> [GIVEN EXERCISE]: Write out exactly the lines running from the one that contains "Output a JSON" through the end of the material.

Records from a data collection:
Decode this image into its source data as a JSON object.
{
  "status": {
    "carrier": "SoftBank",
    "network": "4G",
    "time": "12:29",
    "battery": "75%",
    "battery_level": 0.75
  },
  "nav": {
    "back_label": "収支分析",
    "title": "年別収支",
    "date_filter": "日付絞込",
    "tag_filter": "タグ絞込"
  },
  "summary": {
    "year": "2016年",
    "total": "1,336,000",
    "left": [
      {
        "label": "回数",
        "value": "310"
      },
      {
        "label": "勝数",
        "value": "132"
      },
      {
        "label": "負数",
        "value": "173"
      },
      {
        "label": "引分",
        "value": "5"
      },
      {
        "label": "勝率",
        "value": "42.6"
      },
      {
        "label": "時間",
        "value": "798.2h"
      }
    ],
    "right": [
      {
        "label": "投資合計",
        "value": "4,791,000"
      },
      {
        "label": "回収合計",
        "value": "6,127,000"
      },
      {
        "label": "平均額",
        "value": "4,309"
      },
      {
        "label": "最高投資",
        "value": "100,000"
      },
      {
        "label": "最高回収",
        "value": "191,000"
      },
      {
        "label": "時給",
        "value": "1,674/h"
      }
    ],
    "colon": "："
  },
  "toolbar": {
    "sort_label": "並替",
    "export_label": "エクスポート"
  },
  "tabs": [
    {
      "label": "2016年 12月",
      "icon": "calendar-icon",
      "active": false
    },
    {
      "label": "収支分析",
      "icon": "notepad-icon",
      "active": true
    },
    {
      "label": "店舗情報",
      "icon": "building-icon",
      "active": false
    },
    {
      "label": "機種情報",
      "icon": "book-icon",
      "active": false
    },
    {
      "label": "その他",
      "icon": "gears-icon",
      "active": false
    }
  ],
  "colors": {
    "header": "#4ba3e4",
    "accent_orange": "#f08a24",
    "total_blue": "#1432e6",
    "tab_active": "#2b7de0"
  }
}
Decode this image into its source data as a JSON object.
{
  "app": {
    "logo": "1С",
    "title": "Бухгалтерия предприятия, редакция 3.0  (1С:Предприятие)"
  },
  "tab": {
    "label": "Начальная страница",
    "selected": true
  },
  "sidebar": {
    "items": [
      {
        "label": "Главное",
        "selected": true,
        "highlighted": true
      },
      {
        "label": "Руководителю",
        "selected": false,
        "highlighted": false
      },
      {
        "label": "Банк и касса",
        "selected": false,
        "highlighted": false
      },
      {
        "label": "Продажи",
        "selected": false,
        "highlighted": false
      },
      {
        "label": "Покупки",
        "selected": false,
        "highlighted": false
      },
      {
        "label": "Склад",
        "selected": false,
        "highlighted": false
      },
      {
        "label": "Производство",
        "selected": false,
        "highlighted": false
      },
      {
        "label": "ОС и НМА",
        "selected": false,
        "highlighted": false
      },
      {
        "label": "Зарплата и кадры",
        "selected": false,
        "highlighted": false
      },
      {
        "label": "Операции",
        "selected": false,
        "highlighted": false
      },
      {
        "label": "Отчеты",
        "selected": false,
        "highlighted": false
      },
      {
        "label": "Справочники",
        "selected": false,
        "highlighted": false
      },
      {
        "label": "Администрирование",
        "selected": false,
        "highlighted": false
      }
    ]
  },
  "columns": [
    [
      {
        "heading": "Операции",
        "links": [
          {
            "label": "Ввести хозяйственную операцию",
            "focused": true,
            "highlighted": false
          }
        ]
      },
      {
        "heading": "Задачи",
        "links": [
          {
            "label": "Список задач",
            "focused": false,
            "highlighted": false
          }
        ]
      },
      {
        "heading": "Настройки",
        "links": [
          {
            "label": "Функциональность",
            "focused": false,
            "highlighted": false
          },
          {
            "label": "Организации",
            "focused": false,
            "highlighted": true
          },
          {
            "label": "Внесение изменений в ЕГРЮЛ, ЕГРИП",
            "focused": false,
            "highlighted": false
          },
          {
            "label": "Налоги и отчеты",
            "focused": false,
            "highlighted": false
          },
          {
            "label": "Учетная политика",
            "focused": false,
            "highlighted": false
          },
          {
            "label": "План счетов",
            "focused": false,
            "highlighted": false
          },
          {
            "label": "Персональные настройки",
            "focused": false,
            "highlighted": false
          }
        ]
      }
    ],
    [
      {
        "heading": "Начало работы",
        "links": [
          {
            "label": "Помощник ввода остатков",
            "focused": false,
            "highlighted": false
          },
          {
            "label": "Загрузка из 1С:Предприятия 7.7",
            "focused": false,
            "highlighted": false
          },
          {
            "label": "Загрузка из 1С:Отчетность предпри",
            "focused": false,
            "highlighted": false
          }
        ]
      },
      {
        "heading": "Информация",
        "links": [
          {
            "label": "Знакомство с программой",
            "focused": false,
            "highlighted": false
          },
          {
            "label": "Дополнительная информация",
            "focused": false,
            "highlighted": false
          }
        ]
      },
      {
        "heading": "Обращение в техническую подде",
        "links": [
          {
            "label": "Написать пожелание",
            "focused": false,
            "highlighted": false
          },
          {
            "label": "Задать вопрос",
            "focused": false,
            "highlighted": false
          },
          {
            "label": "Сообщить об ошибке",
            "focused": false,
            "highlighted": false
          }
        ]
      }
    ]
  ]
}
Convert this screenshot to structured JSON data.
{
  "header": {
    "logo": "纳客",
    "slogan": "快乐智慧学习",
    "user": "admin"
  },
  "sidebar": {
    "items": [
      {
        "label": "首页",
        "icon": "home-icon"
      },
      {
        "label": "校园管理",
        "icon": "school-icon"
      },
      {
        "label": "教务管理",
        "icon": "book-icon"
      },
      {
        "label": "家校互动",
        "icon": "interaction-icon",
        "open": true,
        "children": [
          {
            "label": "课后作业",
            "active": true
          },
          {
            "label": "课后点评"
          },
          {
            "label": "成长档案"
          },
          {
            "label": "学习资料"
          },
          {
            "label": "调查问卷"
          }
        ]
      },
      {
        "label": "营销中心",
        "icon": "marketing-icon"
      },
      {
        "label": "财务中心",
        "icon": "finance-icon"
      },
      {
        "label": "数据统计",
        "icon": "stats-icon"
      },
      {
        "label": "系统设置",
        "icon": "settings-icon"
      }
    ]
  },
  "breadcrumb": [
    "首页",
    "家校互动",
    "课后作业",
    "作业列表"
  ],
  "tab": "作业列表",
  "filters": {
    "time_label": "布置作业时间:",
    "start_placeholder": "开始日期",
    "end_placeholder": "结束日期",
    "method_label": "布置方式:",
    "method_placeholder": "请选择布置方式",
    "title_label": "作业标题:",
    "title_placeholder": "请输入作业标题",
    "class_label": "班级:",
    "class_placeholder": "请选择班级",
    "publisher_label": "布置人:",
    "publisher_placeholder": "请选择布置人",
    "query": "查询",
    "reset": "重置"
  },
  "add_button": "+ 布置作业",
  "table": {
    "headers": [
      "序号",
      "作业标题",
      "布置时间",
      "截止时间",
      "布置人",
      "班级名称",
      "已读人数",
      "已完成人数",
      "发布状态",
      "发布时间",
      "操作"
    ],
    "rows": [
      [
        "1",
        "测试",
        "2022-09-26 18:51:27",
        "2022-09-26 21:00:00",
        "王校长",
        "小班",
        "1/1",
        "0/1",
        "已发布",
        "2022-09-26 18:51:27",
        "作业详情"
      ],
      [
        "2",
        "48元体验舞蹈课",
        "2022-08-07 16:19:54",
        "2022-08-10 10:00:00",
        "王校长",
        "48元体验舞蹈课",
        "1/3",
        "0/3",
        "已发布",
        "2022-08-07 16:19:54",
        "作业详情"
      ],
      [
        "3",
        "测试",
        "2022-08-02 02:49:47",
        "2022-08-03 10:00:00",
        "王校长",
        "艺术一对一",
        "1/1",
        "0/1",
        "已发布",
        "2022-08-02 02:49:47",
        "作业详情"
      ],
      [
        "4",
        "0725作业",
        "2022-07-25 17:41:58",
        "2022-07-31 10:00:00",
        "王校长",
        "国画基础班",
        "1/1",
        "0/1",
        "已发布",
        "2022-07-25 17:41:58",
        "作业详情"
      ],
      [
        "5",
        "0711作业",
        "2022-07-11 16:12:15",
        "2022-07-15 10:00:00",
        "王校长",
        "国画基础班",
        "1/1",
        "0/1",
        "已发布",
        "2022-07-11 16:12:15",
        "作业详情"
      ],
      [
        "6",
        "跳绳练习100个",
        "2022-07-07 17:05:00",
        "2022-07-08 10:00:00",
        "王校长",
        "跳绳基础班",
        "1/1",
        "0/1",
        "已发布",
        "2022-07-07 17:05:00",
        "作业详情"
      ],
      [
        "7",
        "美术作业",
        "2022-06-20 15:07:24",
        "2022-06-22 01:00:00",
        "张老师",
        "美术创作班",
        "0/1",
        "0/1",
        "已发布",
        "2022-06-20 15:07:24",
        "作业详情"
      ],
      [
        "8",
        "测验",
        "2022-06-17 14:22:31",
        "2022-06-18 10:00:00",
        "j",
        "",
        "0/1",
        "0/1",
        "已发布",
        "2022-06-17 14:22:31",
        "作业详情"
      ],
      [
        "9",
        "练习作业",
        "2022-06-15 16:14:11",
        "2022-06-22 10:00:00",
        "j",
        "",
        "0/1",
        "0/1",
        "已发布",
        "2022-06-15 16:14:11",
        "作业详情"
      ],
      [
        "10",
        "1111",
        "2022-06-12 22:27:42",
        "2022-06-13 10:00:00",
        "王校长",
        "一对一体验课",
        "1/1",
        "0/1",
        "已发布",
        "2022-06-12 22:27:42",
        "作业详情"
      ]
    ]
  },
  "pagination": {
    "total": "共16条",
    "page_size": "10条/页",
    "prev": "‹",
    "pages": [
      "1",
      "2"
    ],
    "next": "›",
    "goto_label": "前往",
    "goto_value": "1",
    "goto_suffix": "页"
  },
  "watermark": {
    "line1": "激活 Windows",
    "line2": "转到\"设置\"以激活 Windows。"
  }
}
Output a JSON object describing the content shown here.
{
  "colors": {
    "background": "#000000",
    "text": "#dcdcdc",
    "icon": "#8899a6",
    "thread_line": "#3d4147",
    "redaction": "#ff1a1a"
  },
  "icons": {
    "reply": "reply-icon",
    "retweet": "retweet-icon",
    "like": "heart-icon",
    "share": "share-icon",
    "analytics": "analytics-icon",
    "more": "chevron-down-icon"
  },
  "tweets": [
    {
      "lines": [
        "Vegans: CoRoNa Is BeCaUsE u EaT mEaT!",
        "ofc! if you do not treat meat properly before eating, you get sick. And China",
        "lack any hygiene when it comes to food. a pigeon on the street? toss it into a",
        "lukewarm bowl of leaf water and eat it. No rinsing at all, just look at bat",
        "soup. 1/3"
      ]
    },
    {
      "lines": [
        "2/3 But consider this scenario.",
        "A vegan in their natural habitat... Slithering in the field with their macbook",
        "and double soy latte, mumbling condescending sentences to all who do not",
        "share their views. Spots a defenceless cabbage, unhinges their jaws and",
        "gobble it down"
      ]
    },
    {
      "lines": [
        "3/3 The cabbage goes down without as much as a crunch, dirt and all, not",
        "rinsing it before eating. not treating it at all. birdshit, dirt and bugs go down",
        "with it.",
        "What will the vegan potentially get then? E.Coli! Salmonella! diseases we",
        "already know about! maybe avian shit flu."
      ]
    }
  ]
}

> [COMPLETE ANSWER]:
Output a JSON object describing the content shown here.
{
  "colors": {
    "background": "#000000",
    "text": "#dcdcdc",
    "icon": "#8899a6",
    "thread_line": "#3d4147",
    "redaction": "#ff1a1a"
  },
  "icons": {
    "reply": "reply-icon",
    "retweet": "retweet-icon",
    "like": "heart-icon",
    "share": "share-icon",
    "analytics": "analytics-icon",
    "more": "chevron-down-icon"
  },
  "tweets": [
    {
      "lines": [
        "Vegans: CoRoNa Is BeCaUsE u EaT mEaT!",
        "ofc! if you do not treat meat properly before eating, you get sick. And China",
        "lack any hygiene when it comes to food. a pigeon on the street? toss it into a",
        "lukewarm bowl of leaf water and eat it. No rinsing at all, just look at bat",
        "soup. 1/3"
      ]
    },
    {
      "lines": [
        "2/3 But consider this scenario.",
        "A vegan in their natural habitat... Slithering in the field with their macbook",
        "and double soy latte, mumbling condescending sentences to all who do not",
        "share their views. Spots a defenceless cabbage, unhinges their jaws and",
        "gobble it down"
      ]
    },
    {
      "lines": [
        "3/3 The cabbage goes down without as much as a crunch, dirt and all, not",
        "rinsing it before eating. not treating it at all. birdshit, dirt and bugs go down",
        "with it.",
        "What will the vegan potentially get then? E.Coli! Salmonella! diseases we",
        "already know about! maybe avian shit flu."
      ]
    }
  ]
}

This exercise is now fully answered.